** BEGIN **

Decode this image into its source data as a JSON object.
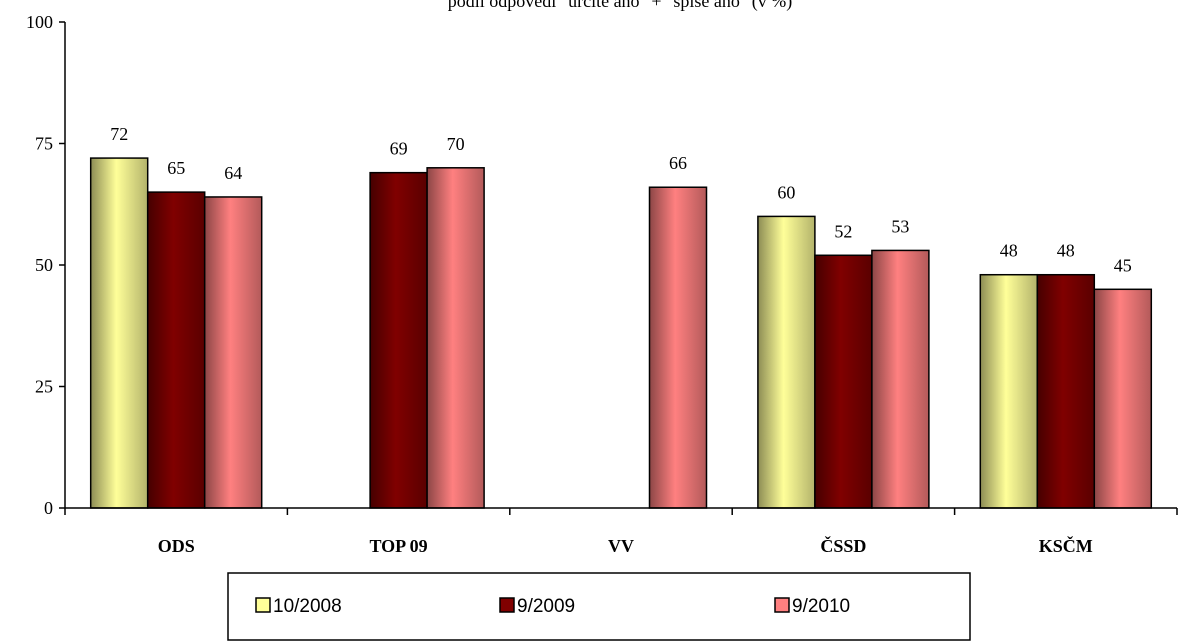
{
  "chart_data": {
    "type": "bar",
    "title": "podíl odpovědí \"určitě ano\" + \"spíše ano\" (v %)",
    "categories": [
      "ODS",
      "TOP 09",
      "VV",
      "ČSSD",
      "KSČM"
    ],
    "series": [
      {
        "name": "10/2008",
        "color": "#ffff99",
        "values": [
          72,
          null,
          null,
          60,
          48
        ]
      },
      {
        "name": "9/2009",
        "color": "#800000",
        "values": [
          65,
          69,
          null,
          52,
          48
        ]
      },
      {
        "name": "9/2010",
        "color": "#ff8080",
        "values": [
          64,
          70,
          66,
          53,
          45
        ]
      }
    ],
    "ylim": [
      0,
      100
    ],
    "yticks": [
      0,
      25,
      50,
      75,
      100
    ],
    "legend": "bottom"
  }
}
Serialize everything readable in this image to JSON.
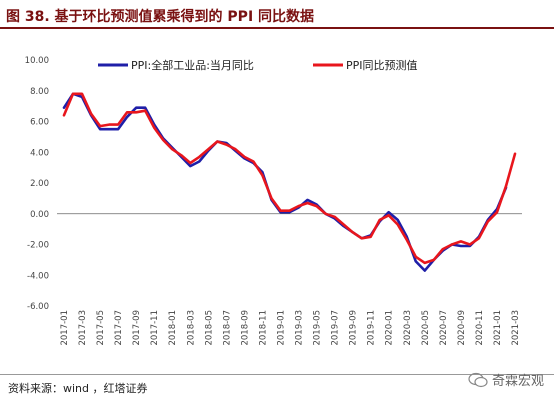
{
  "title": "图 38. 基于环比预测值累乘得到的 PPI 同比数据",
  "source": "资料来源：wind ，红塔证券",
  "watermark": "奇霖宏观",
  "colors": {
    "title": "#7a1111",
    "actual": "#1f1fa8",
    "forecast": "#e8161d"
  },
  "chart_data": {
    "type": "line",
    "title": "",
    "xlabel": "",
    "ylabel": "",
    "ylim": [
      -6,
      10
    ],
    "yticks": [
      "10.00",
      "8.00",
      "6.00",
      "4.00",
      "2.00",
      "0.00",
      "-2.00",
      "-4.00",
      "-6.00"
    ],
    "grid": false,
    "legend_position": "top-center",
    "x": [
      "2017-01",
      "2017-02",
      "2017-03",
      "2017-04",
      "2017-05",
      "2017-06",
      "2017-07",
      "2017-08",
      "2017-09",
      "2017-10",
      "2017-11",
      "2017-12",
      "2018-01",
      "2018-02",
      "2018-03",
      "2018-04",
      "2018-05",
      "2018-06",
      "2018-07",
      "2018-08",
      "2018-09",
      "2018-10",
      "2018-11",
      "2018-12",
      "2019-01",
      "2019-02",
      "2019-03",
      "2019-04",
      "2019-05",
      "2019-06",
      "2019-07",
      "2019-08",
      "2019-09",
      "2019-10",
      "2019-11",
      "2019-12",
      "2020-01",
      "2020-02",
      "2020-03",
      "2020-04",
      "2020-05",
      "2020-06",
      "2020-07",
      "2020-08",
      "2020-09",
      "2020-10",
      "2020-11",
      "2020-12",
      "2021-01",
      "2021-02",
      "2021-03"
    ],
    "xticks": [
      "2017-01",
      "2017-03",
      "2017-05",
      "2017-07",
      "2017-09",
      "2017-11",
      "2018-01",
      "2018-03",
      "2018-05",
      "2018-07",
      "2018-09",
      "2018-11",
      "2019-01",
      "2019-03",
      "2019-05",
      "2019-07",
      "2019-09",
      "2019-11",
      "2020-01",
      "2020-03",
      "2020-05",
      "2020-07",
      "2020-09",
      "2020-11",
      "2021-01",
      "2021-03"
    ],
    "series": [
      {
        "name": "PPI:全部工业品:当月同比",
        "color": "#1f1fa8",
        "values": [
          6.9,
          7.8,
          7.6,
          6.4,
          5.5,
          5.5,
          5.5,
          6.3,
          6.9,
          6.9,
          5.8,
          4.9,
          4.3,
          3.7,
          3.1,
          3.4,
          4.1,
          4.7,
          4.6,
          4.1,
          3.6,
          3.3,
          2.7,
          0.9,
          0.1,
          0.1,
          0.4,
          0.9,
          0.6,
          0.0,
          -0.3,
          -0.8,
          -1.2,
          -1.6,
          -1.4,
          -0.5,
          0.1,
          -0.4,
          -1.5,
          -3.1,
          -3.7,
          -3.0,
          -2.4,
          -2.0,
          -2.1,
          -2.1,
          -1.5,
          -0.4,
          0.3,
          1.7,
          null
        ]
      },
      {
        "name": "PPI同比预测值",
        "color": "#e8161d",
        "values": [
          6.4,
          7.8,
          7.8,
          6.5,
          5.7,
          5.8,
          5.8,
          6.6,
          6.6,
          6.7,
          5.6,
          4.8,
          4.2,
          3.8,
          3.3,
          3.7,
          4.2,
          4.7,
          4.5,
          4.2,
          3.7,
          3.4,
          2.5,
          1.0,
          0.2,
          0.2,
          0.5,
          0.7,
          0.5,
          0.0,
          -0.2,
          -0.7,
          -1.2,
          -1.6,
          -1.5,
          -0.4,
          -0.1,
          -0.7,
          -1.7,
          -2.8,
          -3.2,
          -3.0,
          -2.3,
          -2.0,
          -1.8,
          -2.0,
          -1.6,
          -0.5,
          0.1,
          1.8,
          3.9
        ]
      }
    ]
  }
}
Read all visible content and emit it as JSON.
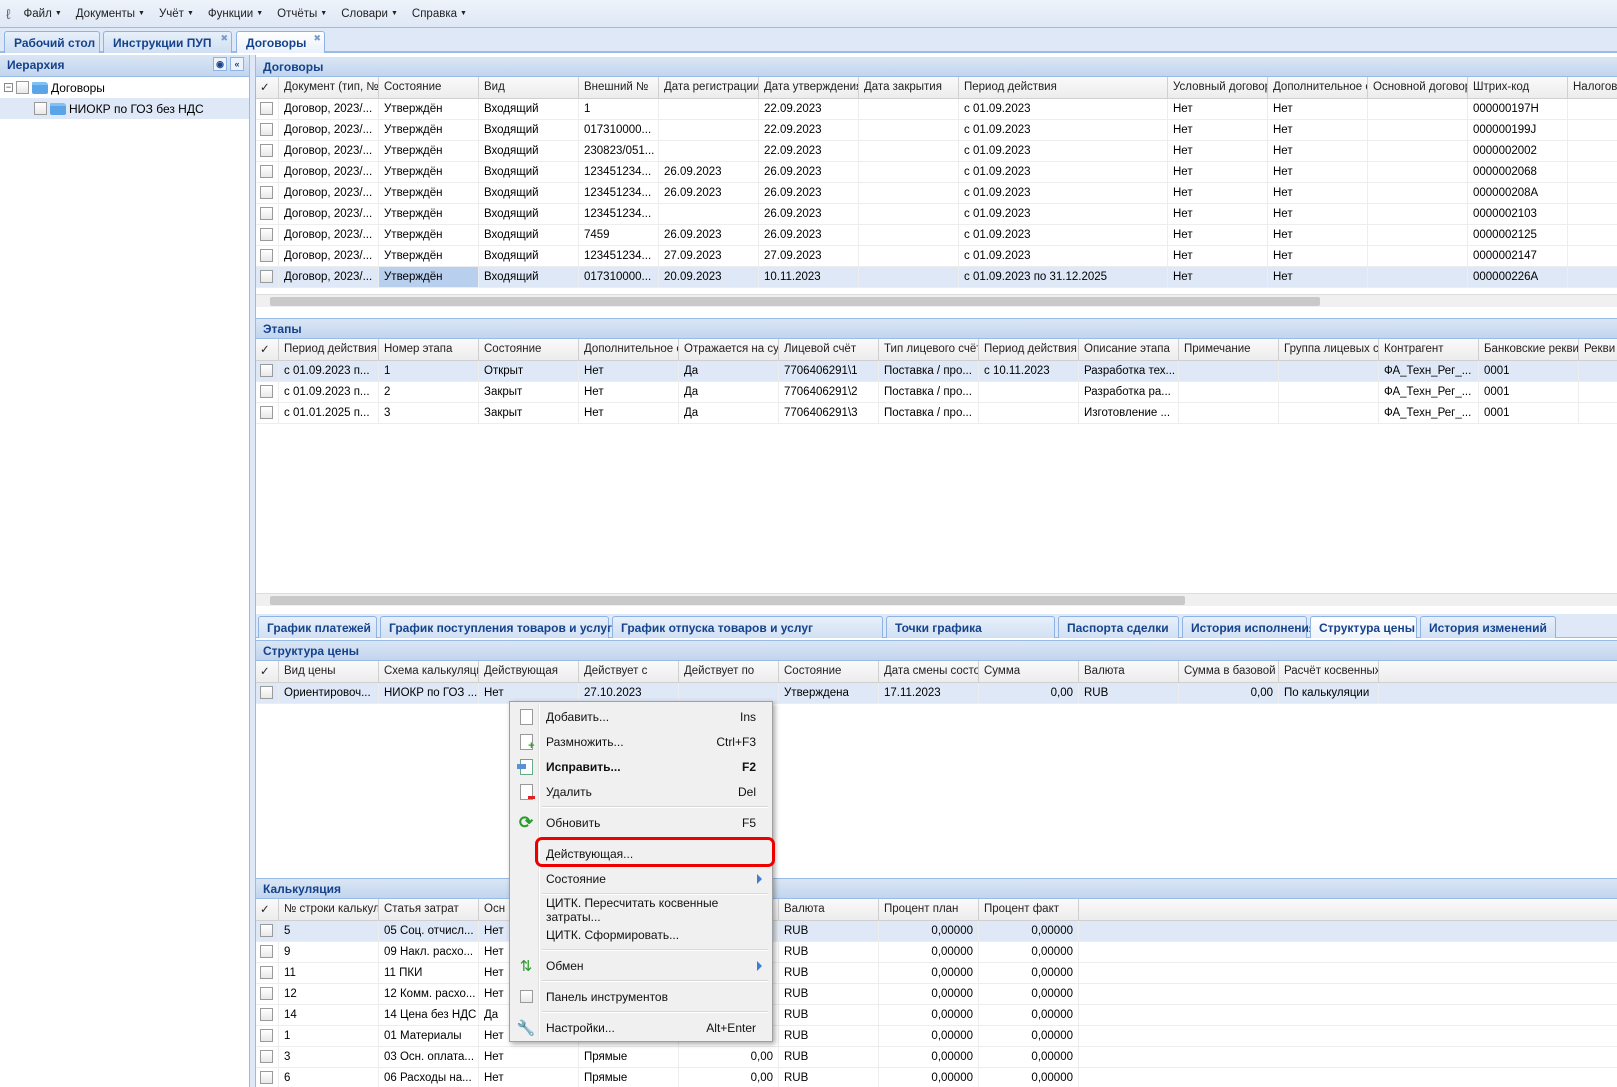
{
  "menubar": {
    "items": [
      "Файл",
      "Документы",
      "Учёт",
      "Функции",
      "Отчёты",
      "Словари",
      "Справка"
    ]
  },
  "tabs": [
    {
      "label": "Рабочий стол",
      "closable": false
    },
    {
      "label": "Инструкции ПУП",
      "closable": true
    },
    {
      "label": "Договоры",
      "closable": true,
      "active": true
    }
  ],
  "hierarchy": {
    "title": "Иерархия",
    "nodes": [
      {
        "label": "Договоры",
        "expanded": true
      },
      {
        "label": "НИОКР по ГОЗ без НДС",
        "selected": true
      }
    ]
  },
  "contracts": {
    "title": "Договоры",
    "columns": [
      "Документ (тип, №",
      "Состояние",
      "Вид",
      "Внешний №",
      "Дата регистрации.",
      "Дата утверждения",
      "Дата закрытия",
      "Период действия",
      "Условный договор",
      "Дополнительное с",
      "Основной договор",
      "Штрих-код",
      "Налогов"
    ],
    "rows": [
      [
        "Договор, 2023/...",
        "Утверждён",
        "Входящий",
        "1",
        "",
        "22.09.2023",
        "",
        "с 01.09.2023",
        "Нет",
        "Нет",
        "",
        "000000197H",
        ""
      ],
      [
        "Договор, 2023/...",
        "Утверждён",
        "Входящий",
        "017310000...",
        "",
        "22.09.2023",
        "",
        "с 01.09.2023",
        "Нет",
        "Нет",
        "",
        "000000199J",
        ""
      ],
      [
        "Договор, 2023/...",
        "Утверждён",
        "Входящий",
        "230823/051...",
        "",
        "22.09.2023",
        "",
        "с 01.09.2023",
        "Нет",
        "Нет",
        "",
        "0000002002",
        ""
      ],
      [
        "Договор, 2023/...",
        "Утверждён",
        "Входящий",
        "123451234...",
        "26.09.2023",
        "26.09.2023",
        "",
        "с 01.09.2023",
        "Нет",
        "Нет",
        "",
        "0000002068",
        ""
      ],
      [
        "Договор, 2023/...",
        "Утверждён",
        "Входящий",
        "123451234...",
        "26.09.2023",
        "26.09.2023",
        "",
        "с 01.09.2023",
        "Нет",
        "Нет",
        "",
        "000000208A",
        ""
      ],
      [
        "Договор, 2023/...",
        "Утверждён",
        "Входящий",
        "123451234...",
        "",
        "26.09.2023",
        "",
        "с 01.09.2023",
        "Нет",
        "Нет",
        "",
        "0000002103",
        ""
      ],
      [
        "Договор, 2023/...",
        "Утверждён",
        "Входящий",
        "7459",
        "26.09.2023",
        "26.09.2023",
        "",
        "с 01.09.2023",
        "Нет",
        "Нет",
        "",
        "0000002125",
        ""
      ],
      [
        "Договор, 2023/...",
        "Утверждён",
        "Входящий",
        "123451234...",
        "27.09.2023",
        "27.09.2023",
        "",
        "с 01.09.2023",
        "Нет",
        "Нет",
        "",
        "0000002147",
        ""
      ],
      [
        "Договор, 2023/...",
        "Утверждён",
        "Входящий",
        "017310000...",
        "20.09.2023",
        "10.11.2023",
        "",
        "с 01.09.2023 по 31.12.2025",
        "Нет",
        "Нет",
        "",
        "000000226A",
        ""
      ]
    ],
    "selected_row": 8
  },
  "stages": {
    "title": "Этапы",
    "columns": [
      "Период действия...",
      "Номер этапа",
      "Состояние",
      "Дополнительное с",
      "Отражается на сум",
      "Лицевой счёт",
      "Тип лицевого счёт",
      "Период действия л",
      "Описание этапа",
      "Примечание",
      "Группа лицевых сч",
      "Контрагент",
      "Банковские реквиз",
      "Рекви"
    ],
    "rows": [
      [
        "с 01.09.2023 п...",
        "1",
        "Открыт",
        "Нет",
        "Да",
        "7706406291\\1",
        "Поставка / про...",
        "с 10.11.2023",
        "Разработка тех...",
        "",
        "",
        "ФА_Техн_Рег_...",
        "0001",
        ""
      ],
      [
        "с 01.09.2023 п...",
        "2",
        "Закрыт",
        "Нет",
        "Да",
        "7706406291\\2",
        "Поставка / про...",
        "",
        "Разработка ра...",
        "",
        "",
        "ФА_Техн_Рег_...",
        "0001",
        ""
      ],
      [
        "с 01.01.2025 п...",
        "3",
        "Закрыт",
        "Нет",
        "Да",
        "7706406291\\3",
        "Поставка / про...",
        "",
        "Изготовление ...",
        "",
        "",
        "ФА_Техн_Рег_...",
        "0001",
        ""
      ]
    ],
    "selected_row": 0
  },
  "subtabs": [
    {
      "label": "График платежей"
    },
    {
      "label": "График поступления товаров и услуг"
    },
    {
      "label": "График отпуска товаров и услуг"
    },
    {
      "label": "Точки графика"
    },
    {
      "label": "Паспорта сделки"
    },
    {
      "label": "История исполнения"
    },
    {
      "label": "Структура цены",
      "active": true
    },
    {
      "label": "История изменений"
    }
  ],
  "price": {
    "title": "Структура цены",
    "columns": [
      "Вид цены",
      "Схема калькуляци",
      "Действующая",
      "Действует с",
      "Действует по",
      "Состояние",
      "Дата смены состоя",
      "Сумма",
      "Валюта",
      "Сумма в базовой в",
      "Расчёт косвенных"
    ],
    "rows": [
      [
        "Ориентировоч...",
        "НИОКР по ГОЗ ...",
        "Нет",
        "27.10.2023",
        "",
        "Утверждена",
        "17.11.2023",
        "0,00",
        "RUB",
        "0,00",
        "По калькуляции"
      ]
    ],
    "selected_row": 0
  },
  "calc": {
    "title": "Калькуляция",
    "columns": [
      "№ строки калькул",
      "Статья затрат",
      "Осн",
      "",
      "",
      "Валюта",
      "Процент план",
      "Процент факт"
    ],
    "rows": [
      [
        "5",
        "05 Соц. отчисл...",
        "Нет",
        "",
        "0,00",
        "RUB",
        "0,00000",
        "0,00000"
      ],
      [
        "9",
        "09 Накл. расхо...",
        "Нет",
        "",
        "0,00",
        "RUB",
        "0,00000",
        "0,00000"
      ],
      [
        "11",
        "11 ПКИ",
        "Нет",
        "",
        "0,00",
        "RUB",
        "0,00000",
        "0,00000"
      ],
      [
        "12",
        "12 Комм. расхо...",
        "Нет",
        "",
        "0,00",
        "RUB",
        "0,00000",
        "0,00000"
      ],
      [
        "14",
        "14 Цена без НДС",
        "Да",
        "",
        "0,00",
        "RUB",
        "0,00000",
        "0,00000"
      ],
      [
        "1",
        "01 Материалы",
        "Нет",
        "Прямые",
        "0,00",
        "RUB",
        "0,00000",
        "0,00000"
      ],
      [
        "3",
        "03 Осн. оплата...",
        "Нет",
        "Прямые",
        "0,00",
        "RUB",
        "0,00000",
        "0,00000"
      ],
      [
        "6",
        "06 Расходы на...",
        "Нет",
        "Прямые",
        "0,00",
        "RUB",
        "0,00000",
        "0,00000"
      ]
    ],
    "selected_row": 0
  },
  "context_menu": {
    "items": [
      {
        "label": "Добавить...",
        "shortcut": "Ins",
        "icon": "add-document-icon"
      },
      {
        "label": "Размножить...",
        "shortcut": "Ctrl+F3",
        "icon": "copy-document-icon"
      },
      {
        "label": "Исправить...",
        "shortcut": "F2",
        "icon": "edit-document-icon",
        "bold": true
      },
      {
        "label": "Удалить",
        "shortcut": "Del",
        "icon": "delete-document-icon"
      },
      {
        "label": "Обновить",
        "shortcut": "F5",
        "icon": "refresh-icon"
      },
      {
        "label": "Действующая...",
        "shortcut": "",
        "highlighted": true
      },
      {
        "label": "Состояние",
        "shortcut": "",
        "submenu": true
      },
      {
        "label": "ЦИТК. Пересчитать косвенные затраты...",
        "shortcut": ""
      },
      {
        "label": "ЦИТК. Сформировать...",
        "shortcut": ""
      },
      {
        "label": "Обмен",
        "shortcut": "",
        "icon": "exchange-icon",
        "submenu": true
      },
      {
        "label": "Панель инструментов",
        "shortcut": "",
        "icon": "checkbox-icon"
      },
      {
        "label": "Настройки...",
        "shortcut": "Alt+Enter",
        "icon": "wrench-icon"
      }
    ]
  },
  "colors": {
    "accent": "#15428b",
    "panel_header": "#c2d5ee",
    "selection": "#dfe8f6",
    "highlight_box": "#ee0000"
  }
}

** END **
** BEGIN **

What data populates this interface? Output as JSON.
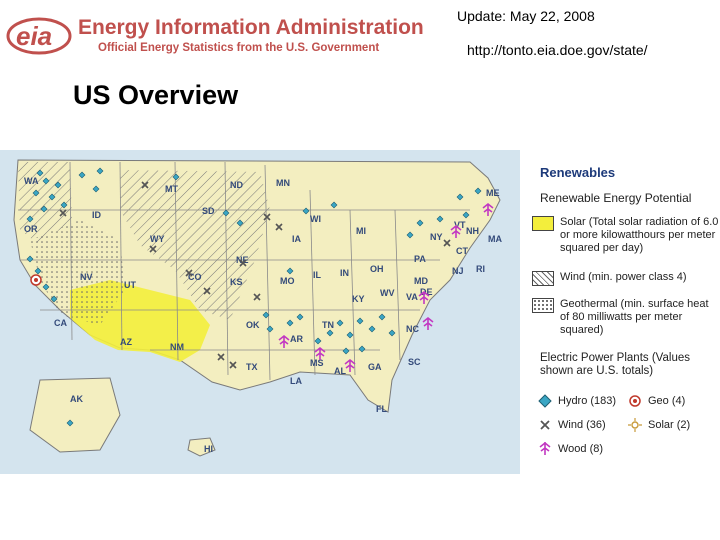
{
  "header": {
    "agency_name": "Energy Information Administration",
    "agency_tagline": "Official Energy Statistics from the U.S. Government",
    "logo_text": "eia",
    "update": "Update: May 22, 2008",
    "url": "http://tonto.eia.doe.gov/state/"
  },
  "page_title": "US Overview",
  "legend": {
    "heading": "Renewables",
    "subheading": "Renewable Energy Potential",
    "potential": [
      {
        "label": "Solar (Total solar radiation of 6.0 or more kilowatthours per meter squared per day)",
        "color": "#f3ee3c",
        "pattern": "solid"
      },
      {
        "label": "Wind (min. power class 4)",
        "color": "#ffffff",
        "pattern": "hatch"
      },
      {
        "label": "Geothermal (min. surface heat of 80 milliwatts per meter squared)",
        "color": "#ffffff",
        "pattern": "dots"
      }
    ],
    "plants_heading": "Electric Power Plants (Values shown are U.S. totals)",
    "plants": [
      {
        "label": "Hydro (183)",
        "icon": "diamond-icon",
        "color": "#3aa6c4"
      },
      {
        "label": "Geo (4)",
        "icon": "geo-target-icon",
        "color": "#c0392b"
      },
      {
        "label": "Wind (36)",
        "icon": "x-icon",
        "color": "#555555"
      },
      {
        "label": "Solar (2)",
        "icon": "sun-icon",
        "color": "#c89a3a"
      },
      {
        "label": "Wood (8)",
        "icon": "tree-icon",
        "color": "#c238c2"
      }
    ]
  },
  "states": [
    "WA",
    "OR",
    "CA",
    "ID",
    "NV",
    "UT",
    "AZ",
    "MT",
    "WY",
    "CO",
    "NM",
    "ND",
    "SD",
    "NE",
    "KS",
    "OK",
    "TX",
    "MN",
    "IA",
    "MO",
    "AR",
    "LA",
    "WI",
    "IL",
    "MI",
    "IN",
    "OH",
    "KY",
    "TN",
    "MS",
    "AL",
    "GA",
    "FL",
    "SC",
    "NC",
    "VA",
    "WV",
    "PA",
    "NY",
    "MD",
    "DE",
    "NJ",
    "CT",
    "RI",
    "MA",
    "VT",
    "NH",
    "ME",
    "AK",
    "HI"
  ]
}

** END **

Written task.
Return each line of the data that contains the string "Период".

Output of the exercise.
      "Период действия",
      "Период действия...",
      "Период действия л",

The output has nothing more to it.